## DATA ROWS

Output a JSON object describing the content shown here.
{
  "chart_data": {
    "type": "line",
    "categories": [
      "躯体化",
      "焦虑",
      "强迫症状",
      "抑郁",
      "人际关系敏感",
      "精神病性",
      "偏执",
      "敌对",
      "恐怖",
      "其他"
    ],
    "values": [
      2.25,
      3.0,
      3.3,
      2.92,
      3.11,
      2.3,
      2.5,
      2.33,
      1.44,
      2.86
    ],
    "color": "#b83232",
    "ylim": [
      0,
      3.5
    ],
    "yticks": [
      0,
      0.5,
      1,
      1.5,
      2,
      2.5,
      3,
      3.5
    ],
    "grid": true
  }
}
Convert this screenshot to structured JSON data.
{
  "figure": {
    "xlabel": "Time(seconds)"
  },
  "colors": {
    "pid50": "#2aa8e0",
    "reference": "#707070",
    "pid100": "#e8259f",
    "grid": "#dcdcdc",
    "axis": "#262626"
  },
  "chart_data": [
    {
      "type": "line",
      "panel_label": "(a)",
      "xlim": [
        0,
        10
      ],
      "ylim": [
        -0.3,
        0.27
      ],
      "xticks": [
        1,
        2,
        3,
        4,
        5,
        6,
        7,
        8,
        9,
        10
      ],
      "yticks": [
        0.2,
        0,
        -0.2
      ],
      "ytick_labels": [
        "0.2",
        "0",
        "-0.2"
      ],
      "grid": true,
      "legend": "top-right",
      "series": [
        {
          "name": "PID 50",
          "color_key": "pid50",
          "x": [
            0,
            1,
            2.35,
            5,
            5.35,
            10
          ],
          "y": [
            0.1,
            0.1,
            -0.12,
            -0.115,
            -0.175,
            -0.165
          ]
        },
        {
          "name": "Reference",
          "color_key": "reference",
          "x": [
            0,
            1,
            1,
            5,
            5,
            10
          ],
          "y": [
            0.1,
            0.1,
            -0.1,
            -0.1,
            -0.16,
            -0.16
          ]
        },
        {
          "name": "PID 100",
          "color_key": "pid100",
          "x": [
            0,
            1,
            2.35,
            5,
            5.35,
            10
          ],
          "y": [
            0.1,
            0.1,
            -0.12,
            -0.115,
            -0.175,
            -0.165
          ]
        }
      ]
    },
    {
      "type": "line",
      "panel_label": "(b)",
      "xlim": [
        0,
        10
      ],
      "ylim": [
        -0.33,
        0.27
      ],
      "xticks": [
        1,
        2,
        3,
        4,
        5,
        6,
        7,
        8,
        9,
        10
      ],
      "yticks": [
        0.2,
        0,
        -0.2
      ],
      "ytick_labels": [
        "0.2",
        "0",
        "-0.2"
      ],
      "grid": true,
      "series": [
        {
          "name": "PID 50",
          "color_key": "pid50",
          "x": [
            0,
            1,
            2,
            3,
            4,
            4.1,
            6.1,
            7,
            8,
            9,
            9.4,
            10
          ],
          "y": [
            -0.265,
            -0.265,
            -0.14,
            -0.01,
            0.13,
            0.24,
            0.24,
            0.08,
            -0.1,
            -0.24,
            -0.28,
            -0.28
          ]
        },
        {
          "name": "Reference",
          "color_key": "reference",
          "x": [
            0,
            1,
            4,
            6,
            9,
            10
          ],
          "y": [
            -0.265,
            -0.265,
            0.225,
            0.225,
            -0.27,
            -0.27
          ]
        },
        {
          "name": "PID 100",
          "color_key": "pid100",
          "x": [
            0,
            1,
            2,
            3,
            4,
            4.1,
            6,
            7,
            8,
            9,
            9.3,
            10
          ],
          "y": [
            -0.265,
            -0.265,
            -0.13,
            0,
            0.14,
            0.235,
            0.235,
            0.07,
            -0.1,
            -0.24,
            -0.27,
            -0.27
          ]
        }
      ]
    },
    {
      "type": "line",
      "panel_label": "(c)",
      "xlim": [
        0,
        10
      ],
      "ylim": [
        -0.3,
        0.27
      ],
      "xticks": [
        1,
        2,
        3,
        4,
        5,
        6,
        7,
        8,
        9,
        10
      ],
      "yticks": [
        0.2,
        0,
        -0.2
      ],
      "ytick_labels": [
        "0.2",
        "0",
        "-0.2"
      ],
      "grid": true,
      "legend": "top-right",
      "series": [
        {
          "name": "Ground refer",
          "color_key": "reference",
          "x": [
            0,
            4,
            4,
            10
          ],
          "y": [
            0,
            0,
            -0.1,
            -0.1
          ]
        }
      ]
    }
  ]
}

## GIVEN EXERCISE
Write the whole listing out again. Keep every line exactly as it is.

## SOLUTION
Output a JSON object describing the content shown here.
{
  "chart_data": {
    "type": "line",
    "categories": [
      "躯体化",
      "焦虑",
      "强迫症状",
      "抑郁",
      "人际关系敏感",
      "精神病性",
      "偏执",
      "敌对",
      "恐怖",
      "其他"
    ],
    "values": [
      2.25,
      3.0,
      3.3,
      2.92,
      3.11,
      2.3,
      2.5,
      2.33,
      1.44,
      2.86
    ],
    "color": "#b83232",
    "ylim": [
      0,
      3.5
    ],
    "yticks": [
      0,
      0.5,
      1,
      1.5,
      2,
      2.5,
      3,
      3.5
    ],
    "grid": true
  }
}
Convert this screenshot to structured JSON data.
{
  "figure": {
    "xlabel": "Time(seconds)"
  },
  "colors": {
    "pid50": "#2aa8e0",
    "reference": "#707070",
    "pid100": "#e8259f",
    "grid": "#dcdcdc",
    "axis": "#262626"
  },
  "chart_data": [
    {
      "type": "line",
      "panel_label": "(a)",
      "xlim": [
        0,
        10
      ],
      "ylim": [
        -0.3,
        0.27
      ],
      "xticks": [
        1,
        2,
        3,
        4,
        5,
        6,
        7,
        8,
        9,
        10
      ],
      "yticks": [
        0.2,
        0,
        -0.2
      ],
      "ytick_labels": [
        "0.2",
        "0",
        "-0.2"
      ],
      "grid": true,
      "legend": "top-right",
      "series": [
        {
          "name": "PID 50",
          "color_key": "pid50",
          "x": [
            0,
            1,
            2.35,
            5,
            5.35,
            10
          ],
          "y": [
            0.1,
            0.1,
            -0.12,
            -0.115,
            -0.175,
            -0.165
          ]
        },
        {
          "name": "Reference",
          "color_key": "reference",
          "x": [
            0,
            1,
            1,
            5,
            5,
            10
          ],
          "y": [
            0.1,
            0.1,
            -0.1,
            -0.1,
            -0.16,
            -0.16
          ]
        },
        {
          "name": "PID 100",
          "color_key": "pid100",
          "x": [
            0,
            1,
            2.35,
            5,
            5.35,
            10
          ],
          "y": [
            0.1,
            0.1,
            -0.12,
            -0.115,
            -0.175,
            -0.165
          ]
        }
      ]
    },
    {
      "type": "line",
      "panel_label": "(b)",
      "xlim": [
        0,
        10
      ],
      "ylim": [
        -0.33,
        0.27
      ],
      "xticks": [
        1,
        2,
        3,
        4,
        5,
        6,
        7,
        8,
        9,
        10
      ],
      "yticks": [
        0.2,
        0,
        -0.2
      ],
      "ytick_labels": [
        "0.2",
        "0",
        "-0.2"
      ],
      "grid": true,
      "series": [
        {
          "name": "PID 50",
          "color_key": "pid50",
          "x": [
            0,
            1,
            2,
            3,
            4,
            4.1,
            6.1,
            7,
            8,
            9,
            9.4,
            10
          ],
          "y": [
            -0.265,
            -0.265,
            -0.14,
            -0.01,
            0.13,
            0.24,
            0.24,
            0.08,
            -0.1,
            -0.24,
            -0.28,
            -0.28
          ]
        },
        {
          "name": "Reference",
          "color_key": "reference",
          "x": [
            0,
            1,
            4,
            6,
            9,
            10
          ],
          "y": [
            -0.265,
            -0.265,
            0.225,
            0.225,
            -0.27,
            -0.27
          ]
        },
        {
          "name": "PID 100",
          "color_key": "pid100",
          "x": [
            0,
            1,
            2,
            3,
            4,
            4.1,
            6,
            7,
            8,
            9,
            9.3,
            10
          ],
          "y": [
            -0.265,
            -0.265,
            -0.13,
            0,
            0.14,
            0.235,
            0.235,
            0.07,
            -0.1,
            -0.24,
            -0.27,
            -0.27
          ]
        }
      ]
    },
    {
      "type": "line",
      "panel_label": "(c)",
      "xlim": [
        0,
        10
      ],
      "ylim": [
        -0.3,
        0.27
      ],
      "xticks": [
        1,
        2,
        3,
        4,
        5,
        6,
        7,
        8,
        9,
        10
      ],
      "yticks": [
        0.2,
        0,
        -0.2
      ],
      "ytick_labels": [
        "0.2",
        "0",
        "-0.2"
      ],
      "grid": true,
      "legend": "top-right",
      "series": [
        {
          "name": "Ground refer",
          "color_key": "reference",
          "x": [
            0,
            4,
            4,
            10
          ],
          "y": [
            0,
            0,
            -0.1,
            -0.1
          ]
        }
      ]
    }
  ]
}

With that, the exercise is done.